WHAT IS BEING ASKED: Give back all the data exactly, line by line.

(Collection entries)

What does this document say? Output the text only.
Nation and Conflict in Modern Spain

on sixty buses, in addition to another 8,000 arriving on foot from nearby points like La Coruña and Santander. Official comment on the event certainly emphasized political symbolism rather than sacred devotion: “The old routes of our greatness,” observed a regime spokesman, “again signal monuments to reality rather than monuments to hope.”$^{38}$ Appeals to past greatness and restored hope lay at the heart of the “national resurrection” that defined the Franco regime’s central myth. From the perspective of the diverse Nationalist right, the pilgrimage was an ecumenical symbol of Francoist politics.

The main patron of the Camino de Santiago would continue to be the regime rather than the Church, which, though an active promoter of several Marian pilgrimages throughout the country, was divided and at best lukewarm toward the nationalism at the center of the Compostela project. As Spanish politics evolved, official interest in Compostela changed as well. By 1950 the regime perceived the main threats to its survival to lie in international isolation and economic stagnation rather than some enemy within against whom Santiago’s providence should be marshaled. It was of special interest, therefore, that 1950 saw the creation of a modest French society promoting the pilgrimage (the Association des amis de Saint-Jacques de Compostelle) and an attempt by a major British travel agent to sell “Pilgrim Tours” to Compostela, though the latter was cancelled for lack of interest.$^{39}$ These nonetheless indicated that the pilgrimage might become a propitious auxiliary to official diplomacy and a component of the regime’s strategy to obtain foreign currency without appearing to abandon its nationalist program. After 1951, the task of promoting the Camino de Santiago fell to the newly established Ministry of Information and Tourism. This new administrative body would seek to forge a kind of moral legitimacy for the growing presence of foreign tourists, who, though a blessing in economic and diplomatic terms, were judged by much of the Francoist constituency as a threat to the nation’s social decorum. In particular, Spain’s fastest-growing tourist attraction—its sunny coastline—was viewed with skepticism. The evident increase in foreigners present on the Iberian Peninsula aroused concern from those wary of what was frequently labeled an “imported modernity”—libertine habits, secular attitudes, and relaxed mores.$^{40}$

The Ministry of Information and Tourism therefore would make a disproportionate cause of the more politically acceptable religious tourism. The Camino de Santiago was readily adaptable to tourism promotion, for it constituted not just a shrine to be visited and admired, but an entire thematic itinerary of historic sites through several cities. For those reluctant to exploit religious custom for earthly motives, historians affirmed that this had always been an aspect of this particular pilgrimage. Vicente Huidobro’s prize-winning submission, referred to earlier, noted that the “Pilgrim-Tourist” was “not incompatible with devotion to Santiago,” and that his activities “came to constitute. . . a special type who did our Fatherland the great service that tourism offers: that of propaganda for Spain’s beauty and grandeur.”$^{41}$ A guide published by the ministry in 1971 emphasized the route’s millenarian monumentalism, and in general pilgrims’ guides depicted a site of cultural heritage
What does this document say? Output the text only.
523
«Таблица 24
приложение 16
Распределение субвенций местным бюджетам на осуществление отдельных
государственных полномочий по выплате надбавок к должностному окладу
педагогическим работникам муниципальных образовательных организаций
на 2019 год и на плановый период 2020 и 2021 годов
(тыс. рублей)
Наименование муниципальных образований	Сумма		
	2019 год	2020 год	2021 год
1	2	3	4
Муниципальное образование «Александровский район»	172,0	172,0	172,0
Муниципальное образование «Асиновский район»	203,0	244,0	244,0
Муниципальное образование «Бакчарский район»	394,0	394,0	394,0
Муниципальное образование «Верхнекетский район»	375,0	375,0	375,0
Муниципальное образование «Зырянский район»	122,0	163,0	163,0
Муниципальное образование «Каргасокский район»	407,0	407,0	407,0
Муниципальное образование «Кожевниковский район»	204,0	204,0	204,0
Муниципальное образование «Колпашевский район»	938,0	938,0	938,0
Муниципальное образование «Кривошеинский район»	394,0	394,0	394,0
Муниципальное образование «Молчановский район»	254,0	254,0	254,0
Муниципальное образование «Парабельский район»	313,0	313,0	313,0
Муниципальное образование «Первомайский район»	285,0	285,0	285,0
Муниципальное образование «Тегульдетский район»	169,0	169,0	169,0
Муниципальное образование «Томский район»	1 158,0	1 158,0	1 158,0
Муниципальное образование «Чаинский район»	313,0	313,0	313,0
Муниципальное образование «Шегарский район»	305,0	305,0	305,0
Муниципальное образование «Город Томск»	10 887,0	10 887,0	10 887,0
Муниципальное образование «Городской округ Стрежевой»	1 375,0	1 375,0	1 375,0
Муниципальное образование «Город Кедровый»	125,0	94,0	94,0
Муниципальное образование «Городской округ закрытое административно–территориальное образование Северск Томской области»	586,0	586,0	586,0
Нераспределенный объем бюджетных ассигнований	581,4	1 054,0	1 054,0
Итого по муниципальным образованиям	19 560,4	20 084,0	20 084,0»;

FULL SOLUTION:
What does this document say? Output the text only.
Nation and Conflict in Modern Spain

on sixty buses, in addition to another 8,000 arriving on foot from nearby points like La Coruña and Santander. Official comment on the event certainly emphasized political symbolism rather than sacred devotion: “The old routes of our greatness,” observed a regime spokesman, “again signal monuments to reality rather than monuments to hope.”$^{38}$ Appeals to past greatness and restored hope lay at the heart of the “national resurrection” that defined the Franco regime’s central myth. From the perspective of the diverse Nationalist right, the pilgrimage was an ecumenical symbol of Francoist politics.

The main patron of the Camino de Santiago would continue to be the regime rather than the Church, which, though an active promoter of several Marian pilgrimages throughout the country, was divided and at best lukewarm toward the nationalism at the center of the Compostela project. As Spanish politics evolved, official interest in Compostela changed as well. By 1950 the regime perceived the main threats to its survival to lie in international isolation and economic stagnation rather than some enemy within against whom Santiago’s providence should be marshaled. It was of special interest, therefore, that 1950 saw the creation of a modest French society promoting the pilgrimage (the Association des amis de Saint-Jacques de Compostelle) and an attempt by a major British travel agent to sell “Pilgrim Tours” to Compostela, though the latter was cancelled for lack of interest.$^{39}$ These nonetheless indicated that the pilgrimage might become a propitious auxiliary to official diplomacy and a component of the regime’s strategy to obtain foreign currency without appearing to abandon its nationalist program. After 1951, the task of promoting the Camino de Santiago fell to the newly established Ministry of Information and Tourism. This new administrative body would seek to forge a kind of moral legitimacy for the growing presence of foreign tourists, who, though a blessing in economic and diplomatic terms, were judged by much of the Francoist constituency as a threat to the nation’s social decorum. In particular, Spain’s fastest-growing tourist attraction—its sunny coastline—was viewed with skepticism. The evident increase in foreigners present on the Iberian Peninsula aroused concern from those wary of what was frequently labeled an “imported modernity”—libertine habits, secular attitudes, and relaxed mores.$^{40}$

The Ministry of Information and Tourism therefore would make a disproportionate cause of the more politically acceptable religious tourism. The Camino de Santiago was readily adaptable to tourism promotion, for it constituted not just a shrine to be visited and admired, but an entire thematic itinerary of historic sites through several cities. For those reluctant to exploit religious custom for earthly motives, historians affirmed that this had always been an aspect of this particular pilgrimage. Vicente Huidobro’s prize-winning submission, referred to earlier, noted that the “Pilgrim-Tourist” was “not incompatible with devotion to Santiago,” and that his activities “came to constitute. . . a special type who did our Fatherland the great service that tourism offers: that of propaganda for Spain’s beauty and grandeur.”$^{41}$ A guide published by the ministry in 1971 emphasized the route’s millenarian monumentalism, and in general pilgrims’ guides depicted a site of cultural heritage
What does this document say? Output the text only.
523
«Таблица 24
приложение 16
Распределение субвенций местным бюджетам на осуществление отдельных
государственных полномочий по выплате надбавок к должностному окладу
педагогическим работникам муниципальных образовательных организаций
на 2019 год и на плановый период 2020 и 2021 годов
(тыс. рублей)
Наименование муниципальных образований	Сумма		
	2019 год	2020 год	2021 год
1	2	3	4
Муниципальное образование «Александровский район»	172,0	172,0	172,0
Муниципальное образование «Асиновский район»	203,0	244,0	244,0
Муниципальное образование «Бакчарский район»	394,0	394,0	394,0
Муниципальное образование «Верхнекетский район»	375,0	375,0	375,0
Муниципальное образование «Зырянский район»	122,0	163,0	163,0
Муниципальное образование «Каргасокский район»	407,0	407,0	407,0
Муниципальное образование «Кожевниковский район»	204,0	204,0	204,0
Муниципальное образование «Колпашевский район»	938,0	938,0	938,0
Муниципальное образование «Кривошеинский район»	394,0	394,0	394,0
Муниципальное образование «Молчановский район»	254,0	254,0	254,0
Муниципальное образование «Парабельский район»	313,0	313,0	313,0
Муниципальное образование «Первомайский район»	285,0	285,0	285,0
Муниципальное образование «Тегульдетский район»	169,0	169,0	169,0
Муниципальное образование «Томский район»	1 158,0	1 158,0	1 158,0
Муниципальное образование «Чаинский район»	313,0	313,0	313,0
Муниципальное образование «Шегарский район»	305,0	305,0	305,0
Муниципальное образование «Город Томск»	10 887,0	10 887,0	10 887,0
Муниципальное образование «Городской округ Стрежевой»	1 375,0	1 375,0	1 375,0
Муниципальное образование «Город Кедровый»	125,0	94,0	94,0
Муниципальное образование «Городской округ закрытое административно–территориальное образование Северск Томской области»	586,0	586,0	586,0
Нераспределенный объем бюджетных ассигнований	581,4	1 054,0	1 054,0
Итого по муниципальным образованиям	19 560,4	20 084,0	20 084,0»;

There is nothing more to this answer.